#### Problem description:
From the listing that follows, output everything exactly except the pictures.

━━━━━━━━━━

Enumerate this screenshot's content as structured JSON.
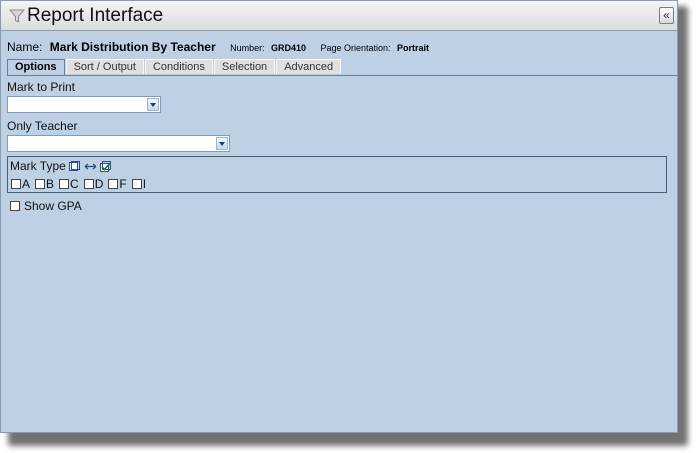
{
  "window": {
    "title": "Report Interface",
    "collapse_label": "«"
  },
  "report": {
    "name_label": "Name:",
    "name": "Mark Distribution By Teacher",
    "number_label": "Number:",
    "number": "GRD410",
    "orientation_label": "Page Orientation:",
    "orientation": "Portrait"
  },
  "tabs": [
    {
      "label": "Options",
      "active": true
    },
    {
      "label": "Sort / Output",
      "active": false
    },
    {
      "label": "Conditions",
      "active": false
    },
    {
      "label": "Selection",
      "active": false
    },
    {
      "label": "Advanced",
      "active": false
    }
  ],
  "options": {
    "mark_to_print": {
      "label": "Mark to Print",
      "value": ""
    },
    "only_teacher": {
      "label": "Only Teacher",
      "value": ""
    },
    "mark_type": {
      "label": "Mark Type",
      "items": [
        {
          "label": "A",
          "checked": false
        },
        {
          "label": "B",
          "checked": false
        },
        {
          "label": "C",
          "checked": false
        },
        {
          "label": "D",
          "checked": false
        },
        {
          "label": "F",
          "checked": false
        },
        {
          "label": "I",
          "checked": false
        }
      ]
    },
    "show_gpa": {
      "label": "Show GPA",
      "checked": false
    }
  },
  "colors": {
    "panel_bg": "#bdd0e4",
    "tab_bg": "#e0e0e0",
    "border": "#6a7e96"
  }
}
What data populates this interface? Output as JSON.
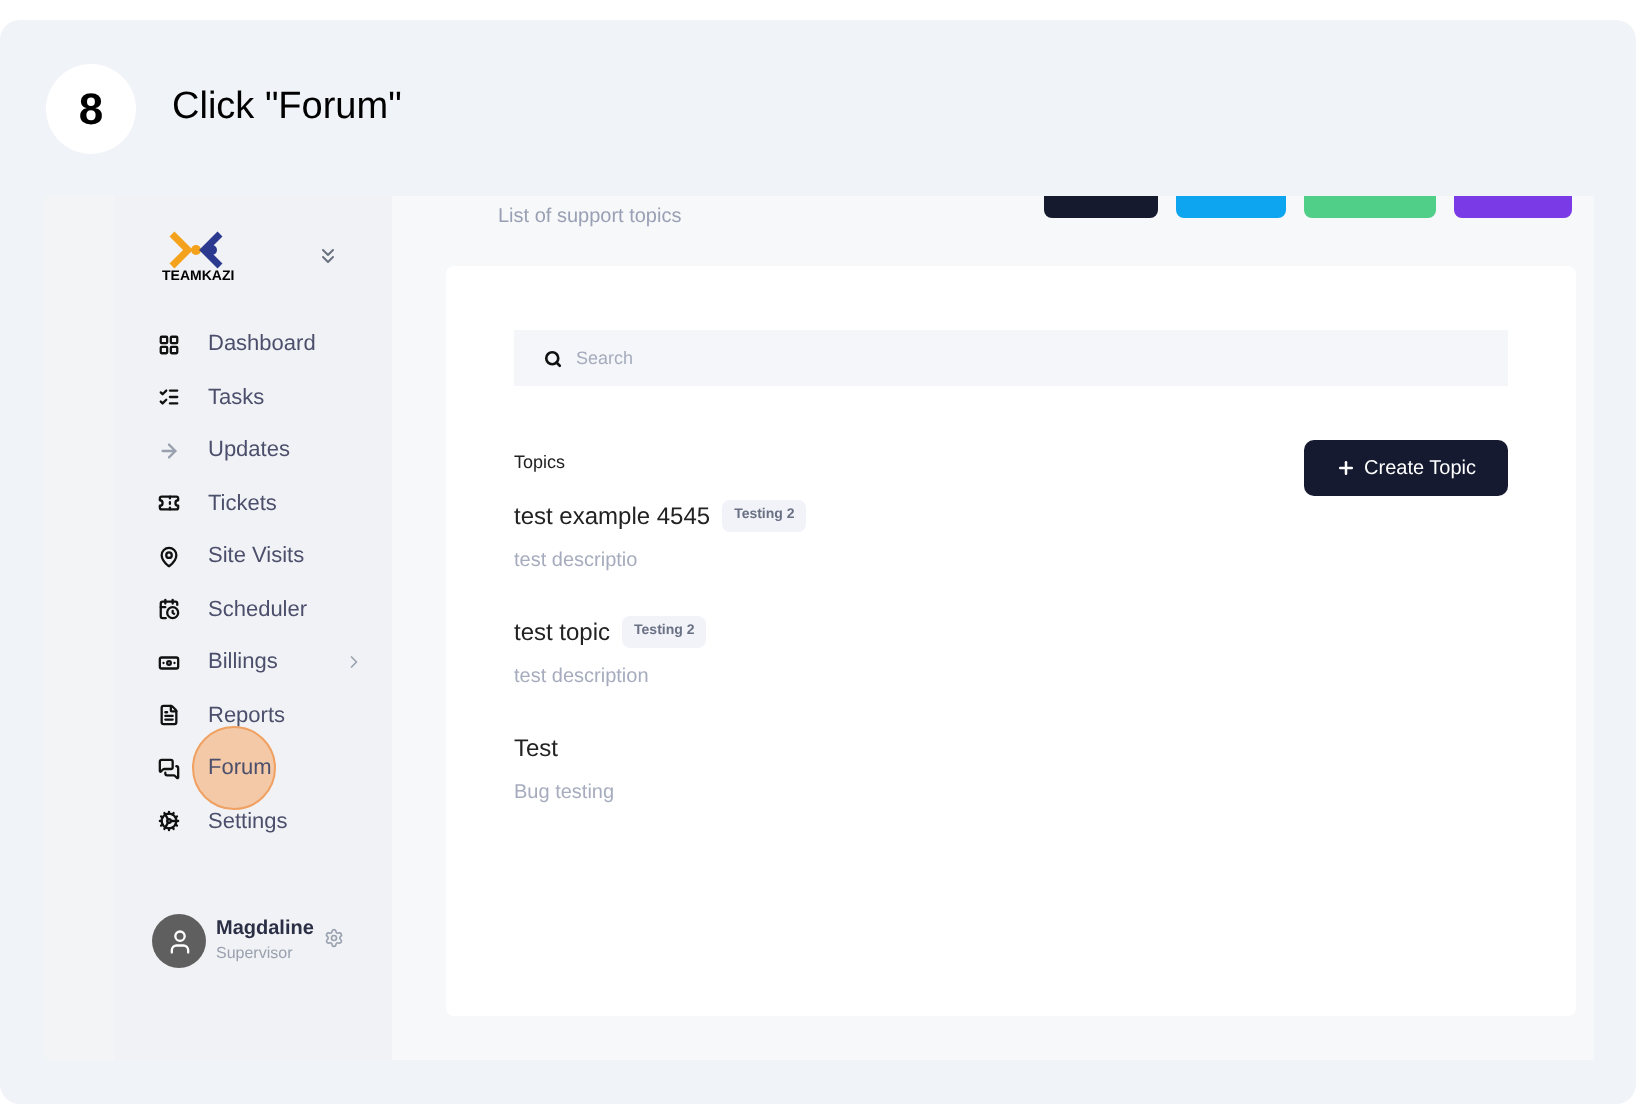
{
  "step": {
    "number": "8",
    "instruction": "Click \"Forum\""
  },
  "sidebar": {
    "logo_text": "TEAMKAZI",
    "items": [
      {
        "label": "Dashboard",
        "expandable": false,
        "highlighted": false
      },
      {
        "label": "Tasks",
        "expandable": false,
        "highlighted": false
      },
      {
        "label": "Updates",
        "expandable": false,
        "highlighted": false
      },
      {
        "label": "Tickets",
        "expandable": false,
        "highlighted": false
      },
      {
        "label": "Site Visits",
        "expandable": false,
        "highlighted": false
      },
      {
        "label": "Scheduler",
        "expandable": false,
        "highlighted": false
      },
      {
        "label": "Billings",
        "expandable": true,
        "highlighted": false
      },
      {
        "label": "Reports",
        "expandable": false,
        "highlighted": false
      },
      {
        "label": "Forum",
        "expandable": false,
        "highlighted": true
      },
      {
        "label": "Settings",
        "expandable": false,
        "highlighted": false
      }
    ],
    "user": {
      "name": "Magdaline",
      "role": "Supervisor"
    }
  },
  "header": {
    "subtitle": "List of support topics",
    "quick_buttons": [
      {
        "color": "#161a2e"
      },
      {
        "color": "#0ea5f0"
      },
      {
        "color": "#4fcf87"
      },
      {
        "color": "#7a3be6"
      }
    ]
  },
  "search": {
    "placeholder": "Search"
  },
  "topics": {
    "heading": "Topics",
    "create_button": "Create Topic",
    "items": [
      {
        "title": "test example 4545",
        "tag": "Testing 2",
        "description": "test descriptio"
      },
      {
        "title": "test topic",
        "tag": "Testing 2",
        "description": "test description"
      },
      {
        "title": "Test",
        "description": "Bug testing"
      }
    ]
  }
}
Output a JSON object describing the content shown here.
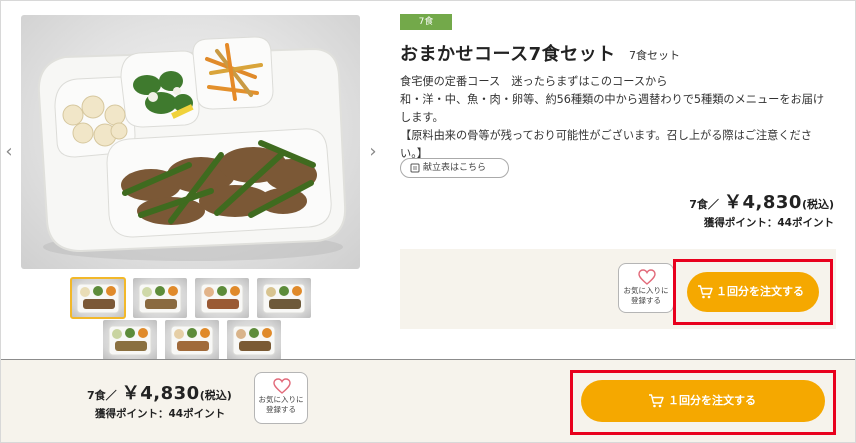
{
  "product": {
    "tag": "7食",
    "title": "おまかせコース7食セット",
    "subtitle": "7食セット",
    "description": [
      "食宅便の定番コース　迷ったらまずはこのコースから",
      "和・洋・中、魚・肉・卵等、約56種類の中から週替わりで5種類のメニューをお届けします。",
      "【原料由来の骨等が残っており可能性がございます。召し上がる際はご注意ください。】"
    ],
    "menu_button": "献立表はこちら"
  },
  "pricing": {
    "quantity": "7食／",
    "price": "￥4,830",
    "tax": "(税込)",
    "points": "獲得ポイント：44ポイント"
  },
  "actions": {
    "favorite_line1": "お気に入りに",
    "favorite_line2": "登録する",
    "order_label": "１回分を注文する"
  },
  "gallery": {
    "thumbnail_count": 7,
    "active_index": 0
  },
  "colors": {
    "accent": "#f5a800",
    "tag_green": "#73a94a",
    "highlight_red": "#e8001d",
    "panel_bg": "#f6f3ec"
  }
}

━━━━━━━━━━

#### Result:
Enumerate this screenshot's content as structured JSON.
{
  "window": {
    "title": "Report Interface",
    "collapse_label": "«"
  },
  "report": {
    "name_label": "Name:",
    "name": "Mark Distribution By Teacher",
    "number_label": "Number:",
    "number": "GRD410",
    "orientation_label": "Page Orientation:",
    "orientation": "Portrait"
  },
  "tabs": [
    {
      "label": "Options",
      "active": true
    },
    {
      "label": "Sort / Output",
      "active": false
    },
    {
      "label": "Conditions",
      "active": false
    },
    {
      "label": "Selection",
      "active": false
    },
    {
      "label": "Advanced",
      "active": false
    }
  ],
  "options": {
    "mark_to_print": {
      "label": "Mark to Print",
      "value": ""
    },
    "only_teacher": {
      "label": "Only Teacher",
      "value": ""
    },
    "mark_type": {
      "label": "Mark Type",
      "items": [
        {
          "label": "A",
          "checked": false
        },
        {
          "label": "B",
          "checked": false
        },
        {
          "label": "C",
          "checked": false
        },
        {
          "label": "D",
          "checked": false
        },
        {
          "label": "F",
          "checked": false
        },
        {
          "label": "I",
          "checked": false
        }
      ]
    },
    "show_gpa": {
      "label": "Show GPA",
      "checked": false
    }
  },
  "colors": {
    "panel_bg": "#bdd0e4",
    "tab_bg": "#e0e0e0",
    "border": "#6a7e96"
  }
}
What data populates this interface? Output as JSON.
{
  "step": {
    "number": "8",
    "instruction": "Click \"Forum\""
  },
  "sidebar": {
    "logo_text": "TEAMKAZI",
    "items": [
      {
        "label": "Dashboard",
        "expandable": false,
        "highlighted": false
      },
      {
        "label": "Tasks",
        "expandable": false,
        "highlighted": false
      },
      {
        "label": "Updates",
        "expandable": false,
        "highlighted": false
      },
      {
        "label": "Tickets",
        "expandable": false,
        "highlighted": false
      },
      {
        "label": "Site Visits",
        "expandable": false,
        "highlighted": false
      },
      {
        "label": "Scheduler",
        "expandable": false,
        "highlighted": false
      },
      {
        "label": "Billings",
        "expandable": true,
        "highlighted": false
      },
      {
        "label": "Reports",
        "expandable": false,
        "highlighted": false
      },
      {
        "label": "Forum",
        "expandable": false,
        "highlighted": true
      },
      {
        "label": "Settings",
        "expandable": false,
        "highlighted": false
      }
    ],
    "user": {
      "name": "Magdaline",
      "role": "Supervisor"
    }
  },
  "header": {
    "subtitle": "List of support topics",
    "quick_buttons": [
      {
        "color": "#161a2e"
      },
      {
        "color": "#0ea5f0"
      },
      {
        "color": "#4fcf87"
      },
      {
        "color": "#7a3be6"
      }
    ]
  },
  "search": {
    "placeholder": "Search"
  },
  "topics": {
    "heading": "Topics",
    "create_button": "Create Topic",
    "items": [
      {
        "title": "test example 4545",
        "tag": "Testing 2",
        "description": "test descriptio"
      },
      {
        "title": "test topic",
        "tag": "Testing 2",
        "description": "test description"
      },
      {
        "title": "Test",
        "description": "Bug testing"
      }
    ]
  }
}
Output a JSON object describing the content shown here.
{
  "product": {
    "tag": "7食",
    "title": "おまかせコース7食セット",
    "subtitle": "7食セット",
    "description": [
      "食宅便の定番コース　迷ったらまずはこのコースから",
      "和・洋・中、魚・肉・卵等、約56種類の中から週替わりで5種類のメニューをお届けします。",
      "【原料由来の骨等が残っており可能性がございます。召し上がる際はご注意ください。】"
    ],
    "menu_button": "献立表はこちら"
  },
  "pricing": {
    "quantity": "7食／",
    "price": "￥4,830",
    "tax": "(税込)",
    "points": "獲得ポイント：44ポイント"
  },
  "actions": {
    "favorite_line1": "お気に入りに",
    "favorite_line2": "登録する",
    "order_label": "１回分を注文する"
  },
  "gallery": {
    "thumbnail_count": 7,
    "active_index": 0
  },
  "colors": {
    "accent": "#f5a800",
    "tag_green": "#73a94a",
    "highlight_red": "#e8001d",
    "panel_bg": "#f6f3ec"
  }
}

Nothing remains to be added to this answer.